◆ WHAT YOU WILL DO: Write out every line of the records below word for word, leaving out the pictures.

◆ GIVEN INFORMATION:
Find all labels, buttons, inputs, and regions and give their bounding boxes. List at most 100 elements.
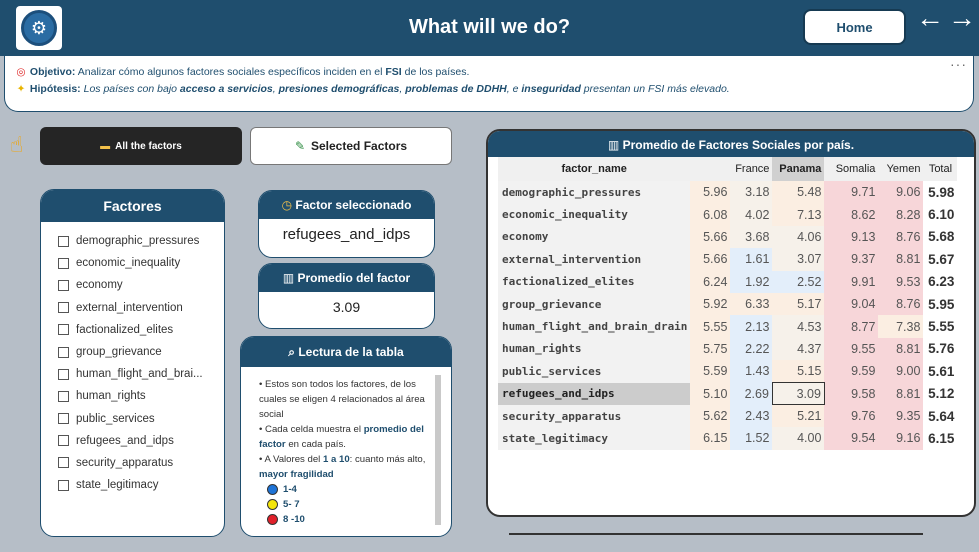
factor-checkbox[interactable] bbox=[58, 235, 69, 247]
factor-item[interactable]: human_rights bbox=[58, 385, 224, 407]
factor-item[interactable]: demographic_pressures bbox=[58, 230, 224, 252]
more-options-icon[interactable]: ··· bbox=[950, 56, 967, 72]
table-row[interactable]: economy 5.66 3.68 4.06 9.13 8.76 5.68 bbox=[498, 225, 957, 249]
hypothesis-sep1: , bbox=[272, 83, 279, 95]
factor-checkbox[interactable] bbox=[58, 302, 69, 314]
col-total[interactable]: Total bbox=[923, 157, 958, 181]
cell-c1: 6.08 bbox=[690, 203, 731, 226]
factor-list: demographic_pressures economic_inequality… bbox=[41, 222, 224, 496]
factor-item[interactable]: factionalized_elites bbox=[58, 319, 224, 341]
cell-panama: 4.00 bbox=[772, 427, 825, 450]
selected-factors-button[interactable]: ✎ Selected Factors bbox=[250, 127, 452, 165]
table-title: Promedio de Factores Sociales por país. bbox=[622, 138, 855, 152]
table-row[interactable]: factionalized_elites 6.24 1.92 2.52 9.91 9.53… bbox=[498, 270, 957, 293]
col-yemen[interactable]: Yemen bbox=[878, 157, 924, 181]
cell-total: 5.98 bbox=[928, 184, 955, 200]
table-row[interactable]: state_legitimacy 6.15 1.52 4.00 9.54 9.16 6.15 bbox=[498, 427, 957, 450]
row-factor-name[interactable]: factionalized_elites bbox=[498, 270, 691, 293]
legend-label: 1-4 bbox=[283, 484, 297, 495]
row-factor-name[interactable]: public_services bbox=[498, 360, 691, 383]
cell-yemen: 8.81 bbox=[878, 248, 924, 271]
factor-item[interactable]: group_grievance bbox=[58, 341, 224, 363]
factor-item[interactable]: human_flight_and_brai... bbox=[58, 363, 224, 385]
factor-label: state_legitimacy bbox=[76, 479, 159, 492]
legend-dot-icon bbox=[267, 499, 278, 510]
hypothesis-text: Los países con bajo bbox=[80, 83, 180, 95]
table-row[interactable]: demographic_pressures 5.96 3.18 5.48 9.71 9.0… bbox=[498, 181, 957, 204]
table-row[interactable]: group_grievance 5.92 6.33 5.17 9.04 8.76 5.95 bbox=[498, 292, 957, 316]
factor-item[interactable]: state_legitimacy bbox=[58, 474, 224, 496]
page-title: What will we do? bbox=[408, 16, 571, 38]
factor-item[interactable]: economy bbox=[58, 274, 224, 296]
factor-item[interactable]: external_intervention bbox=[58, 297, 224, 319]
col-panama[interactable]: Panama bbox=[772, 157, 825, 181]
table-header: ▥ Promedio de Factores Sociales por país… bbox=[488, 131, 974, 157]
factor-item[interactable]: refugees_and_idps bbox=[58, 430, 224, 452]
cell-france: 3.68 bbox=[730, 225, 773, 249]
cell-c1: 5.55 bbox=[690, 315, 731, 338]
magnifier-icon: ⌕ bbox=[288, 345, 295, 359]
col-france[interactable]: France bbox=[730, 157, 773, 181]
factor-checkbox[interactable] bbox=[58, 457, 69, 469]
factores-title: Factores bbox=[41, 190, 224, 222]
row-factor-name[interactable]: security_apparatus bbox=[498, 404, 691, 428]
cell-somalia: 9.71 bbox=[824, 181, 879, 204]
row-factor-name[interactable]: demographic_pressures bbox=[498, 181, 691, 204]
factor-item[interactable]: security_apparatus bbox=[58, 452, 224, 474]
table-row[interactable]: human_rights 5.75 2.22 4.37 9.55 8.81 5.76 bbox=[498, 337, 957, 361]
cell-panama: 5.21 bbox=[772, 404, 825, 428]
cell-france: 2.22 bbox=[730, 337, 773, 361]
cell-somalia: 8.62 bbox=[824, 203, 879, 226]
factor-item[interactable]: public_services bbox=[58, 408, 224, 430]
cell-yemen: 8.76 bbox=[878, 225, 924, 249]
cell-yemen: 8.76 bbox=[878, 292, 924, 316]
factor-checkbox[interactable] bbox=[58, 368, 69, 380]
table-row[interactable]: security_apparatus 5.62 2.43 5.21 9.76 9.35 5.… bbox=[498, 404, 957, 428]
row-factor-name[interactable]: group_grievance bbox=[498, 292, 691, 316]
cell-c1: 5.96 bbox=[690, 181, 731, 204]
row-factor-name[interactable]: state_legitimacy bbox=[498, 427, 691, 450]
col-blank[interactable] bbox=[690, 157, 731, 181]
factor-checkbox[interactable] bbox=[58, 324, 69, 336]
col-factor-name[interactable]: factor_name bbox=[498, 157, 691, 181]
factor-checkbox[interactable] bbox=[58, 257, 69, 269]
factor-label: economic_inequality bbox=[76, 257, 181, 270]
cell-somalia: 9.37 bbox=[824, 248, 879, 271]
factors-matrix: factor_name France Panama Somalia Yemen … bbox=[498, 157, 958, 450]
factor-checkbox[interactable] bbox=[58, 479, 69, 491]
hypothesis-sep2: , bbox=[399, 83, 406, 95]
factor-checkbox[interactable] bbox=[58, 390, 69, 402]
row-factor-name[interactable]: external_intervention bbox=[498, 248, 691, 271]
factor-checkbox[interactable] bbox=[58, 413, 69, 425]
hypothesis-label: Hipótesis: bbox=[29, 83, 81, 95]
cell-panama: 4.37 bbox=[772, 337, 825, 361]
back-arrow-icon[interactable]: ← bbox=[916, 2, 944, 33]
factor-checkbox[interactable] bbox=[58, 435, 69, 447]
home-button[interactable]: Home bbox=[803, 9, 906, 45]
hypothesis-b2: presiones demográficas bbox=[278, 83, 400, 95]
all-factors-button[interactable]: ▬ All the factors bbox=[40, 127, 242, 165]
factor-checkbox[interactable] bbox=[58, 346, 69, 358]
factor-checkbox[interactable] bbox=[58, 279, 69, 291]
row-factor-name[interactable]: economic_inequality bbox=[498, 203, 691, 226]
row-factor-name[interactable]: refugees_and_idps bbox=[498, 382, 691, 405]
cell-france: 1.43 bbox=[730, 360, 773, 383]
table-row[interactable]: public_services 5.59 1.43 5.15 9.59 9.00 5.61 bbox=[498, 360, 957, 383]
col-somalia[interactable]: Somalia bbox=[824, 157, 879, 181]
row-factor-name[interactable]: human_rights bbox=[498, 337, 691, 361]
forward-arrow-icon[interactable]: → bbox=[948, 2, 976, 33]
table-row[interactable]: economic_inequality 6.08 4.02 7.13 8.62 8.28 6… bbox=[498, 203, 957, 226]
cell-total: 5.55 bbox=[928, 319, 955, 335]
table-row[interactable]: external_intervention 5.66 1.61 3.07 9.37 8.8… bbox=[498, 248, 957, 271]
factor-item[interactable]: economic_inequality bbox=[58, 252, 224, 274]
row-factor-name[interactable]: human_flight_and_brain_drain bbox=[498, 315, 691, 338]
table-row[interactable]: refugees_and_idps 5.10 2.69 3.09 9.58 8.81 5.1… bbox=[498, 382, 957, 406]
row-factor-name[interactable]: economy bbox=[498, 225, 691, 249]
table-row[interactable]: human_flight_and_brain_drain 5.55 2.13 4.53… bbox=[498, 315, 957, 338]
cell-yemen: 9.16 bbox=[878, 427, 924, 450]
legend-dot-icon bbox=[267, 514, 278, 525]
globe-icon: ⚙ bbox=[21, 10, 57, 46]
cell-total: 5.64 bbox=[928, 408, 955, 424]
lectura-p3a: • A Valores del bbox=[259, 454, 323, 465]
lectura-scrollbar[interactable] bbox=[435, 375, 441, 525]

◆ RESPONSE TO THE TASK:
Find all labels, buttons, inputs, and regions and give their bounding boxes. List at most 100 elements.
factor-checkbox[interactable] bbox=[58, 235, 69, 247]
factor-item[interactable]: human_rights bbox=[58, 385, 224, 407]
factor-item[interactable]: demographic_pressures bbox=[58, 230, 224, 252]
more-options-icon[interactable]: ··· bbox=[950, 56, 967, 72]
table-row[interactable]: economy 5.66 3.68 4.06 9.13 8.76 5.68 bbox=[498, 225, 957, 249]
hypothesis-sep1: , bbox=[272, 83, 279, 95]
factor-checkbox[interactable] bbox=[58, 302, 69, 314]
col-total[interactable]: Total bbox=[923, 157, 958, 181]
cell-c1: 6.08 bbox=[690, 203, 731, 226]
factor-list: demographic_pressures economic_inequality… bbox=[41, 222, 224, 496]
factor-item[interactable]: factionalized_elites bbox=[58, 319, 224, 341]
cell-panama: 4.00 bbox=[772, 427, 825, 450]
selected-factors-button[interactable]: ✎ Selected Factors bbox=[250, 127, 452, 165]
table-title: Promedio de Factores Sociales por país. bbox=[622, 138, 855, 152]
table-row[interactable]: factionalized_elites 6.24 1.92 2.52 9.91 9.53… bbox=[498, 270, 957, 293]
col-yemen[interactable]: Yemen bbox=[878, 157, 924, 181]
cell-total: 5.98 bbox=[928, 184, 955, 200]
table-row[interactable]: state_legitimacy 6.15 1.52 4.00 9.54 9.16 6.15 bbox=[498, 427, 957, 450]
row-factor-name[interactable]: factionalized_elites bbox=[498, 270, 691, 293]
legend-label: 1-4 bbox=[283, 484, 297, 495]
row-factor-name[interactable]: public_services bbox=[498, 360, 691, 383]
cell-yemen: 8.81 bbox=[878, 248, 924, 271]
factor-item[interactable]: group_grievance bbox=[58, 341, 224, 363]
factor-item[interactable]: human_flight_and_brai... bbox=[58, 363, 224, 385]
factor-label: state_legitimacy bbox=[76, 479, 159, 492]
legend-dot-icon bbox=[267, 499, 278, 510]
hypothesis-text: Los países con bajo bbox=[80, 83, 180, 95]
table-row[interactable]: demographic_pressures 5.96 3.18 5.48 9.71 9.0… bbox=[498, 181, 957, 204]
table-row[interactable]: group_grievance 5.92 6.33 5.17 9.04 8.76 5.95 bbox=[498, 292, 957, 316]
factor-item[interactable]: state_legitimacy bbox=[58, 474, 224, 496]
page-title: What will we do? bbox=[408, 16, 571, 38]
factor-item[interactable]: economy bbox=[58, 274, 224, 296]
factor-item[interactable]: external_intervention bbox=[58, 297, 224, 319]
col-panama[interactable]: Panama bbox=[772, 157, 825, 181]
table-header: ▥ Promedio de Factores Sociales por país… bbox=[488, 131, 974, 157]
factor-item[interactable]: refugees_and_idps bbox=[58, 430, 224, 452]
cell-france: 3.68 bbox=[730, 225, 773, 249]
cell-c1: 5.55 bbox=[690, 315, 731, 338]
magnifier-icon: ⌕ bbox=[288, 345, 295, 359]
col-france[interactable]: France bbox=[730, 157, 773, 181]
factor-checkbox[interactable] bbox=[58, 457, 69, 469]
factores-title: Factores bbox=[41, 190, 224, 222]
row-factor-name[interactable]: security_apparatus bbox=[498, 404, 691, 428]
cell-somalia: 9.71 bbox=[824, 181, 879, 204]
row-factor-name[interactable]: demographic_pressures bbox=[498, 181, 691, 204]
factor-item[interactable]: security_apparatus bbox=[58, 452, 224, 474]
table-row[interactable]: human_rights 5.75 2.22 4.37 9.55 8.81 5.76 bbox=[498, 337, 957, 361]
cell-panama: 5.21 bbox=[772, 404, 825, 428]
cell-france: 2.22 bbox=[730, 337, 773, 361]
cell-somalia: 8.62 bbox=[824, 203, 879, 226]
factor-item[interactable]: public_services bbox=[58, 408, 224, 430]
cell-yemen: 8.76 bbox=[878, 225, 924, 249]
cell-yemen: 8.76 bbox=[878, 292, 924, 316]
factor-checkbox[interactable] bbox=[58, 368, 69, 380]
table-row[interactable]: security_apparatus 5.62 2.43 5.21 9.76 9.35 5.… bbox=[498, 404, 957, 428]
row-factor-name[interactable]: group_grievance bbox=[498, 292, 691, 316]
cell-c1: 5.96 bbox=[690, 181, 731, 204]
row-factor-name[interactable]: state_legitimacy bbox=[498, 427, 691, 450]
col-blank[interactable] bbox=[690, 157, 731, 181]
factor-checkbox[interactable] bbox=[58, 324, 69, 336]
col-factor-name[interactable]: factor_name bbox=[498, 157, 691, 181]
factor-checkbox[interactable] bbox=[58, 257, 69, 269]
factor-label: economic_inequality bbox=[76, 257, 181, 270]
cell-somalia: 9.37 bbox=[824, 248, 879, 271]
factors-matrix: factor_name France Panama Somalia Yemen … bbox=[498, 157, 958, 450]
factor-checkbox[interactable] bbox=[58, 479, 69, 491]
hypothesis-sep2: , bbox=[399, 83, 406, 95]
factor-checkbox[interactable] bbox=[58, 390, 69, 402]
row-factor-name[interactable]: external_intervention bbox=[498, 248, 691, 271]
factor-checkbox[interactable] bbox=[58, 413, 69, 425]
hypothesis-label: Hipótesis: bbox=[29, 83, 81, 95]
cell-panama: 4.37 bbox=[772, 337, 825, 361]
back-arrow-icon[interactable]: ← bbox=[916, 2, 944, 33]
factor-checkbox[interactable] bbox=[58, 435, 69, 447]
home-button[interactable]: Home bbox=[803, 9, 906, 45]
hypothesis-b2: presiones demográficas bbox=[278, 83, 400, 95]
all-factors-button[interactable]: ▬ All the factors bbox=[40, 127, 242, 165]
factor-checkbox[interactable] bbox=[58, 346, 69, 358]
factor-checkbox[interactable] bbox=[58, 279, 69, 291]
row-factor-name[interactable]: economic_inequality bbox=[498, 203, 691, 226]
row-factor-name[interactable]: refugees_and_idps bbox=[498, 382, 691, 405]
cell-france: 1.43 bbox=[730, 360, 773, 383]
table-row[interactable]: public_services 5.59 1.43 5.15 9.59 9.00 5.61 bbox=[498, 360, 957, 383]
col-somalia[interactable]: Somalia bbox=[824, 157, 879, 181]
row-factor-name[interactable]: human_rights bbox=[498, 337, 691, 361]
forward-arrow-icon[interactable]: → bbox=[948, 2, 976, 33]
table-row[interactable]: economic_inequality 6.08 4.02 7.13 8.62 8.28 6… bbox=[498, 203, 957, 226]
cell-total: 5.55 bbox=[928, 319, 955, 335]
table-row[interactable]: external_intervention 5.66 1.61 3.07 9.37 8.8… bbox=[498, 248, 957, 271]
factor-item[interactable]: economic_inequality bbox=[58, 252, 224, 274]
row-factor-name[interactable]: human_flight_and_brain_drain bbox=[498, 315, 691, 338]
table-row[interactable]: refugees_and_idps 5.10 2.69 3.09 9.58 8.81 5.1… bbox=[498, 382, 957, 406]
row-factor-name[interactable]: economy bbox=[498, 225, 691, 249]
table-row[interactable]: human_flight_and_brain_drain 5.55 2.13 4.53… bbox=[498, 315, 957, 338]
cell-yemen: 9.16 bbox=[878, 427, 924, 450]
legend-dot-icon bbox=[267, 514, 278, 525]
globe-icon: ⚙ bbox=[21, 10, 57, 46]
cell-total: 5.64 bbox=[928, 408, 955, 424]
lectura-p3a: • A Valores del bbox=[259, 454, 323, 465]
lectura-scrollbar[interactable] bbox=[435, 375, 441, 525]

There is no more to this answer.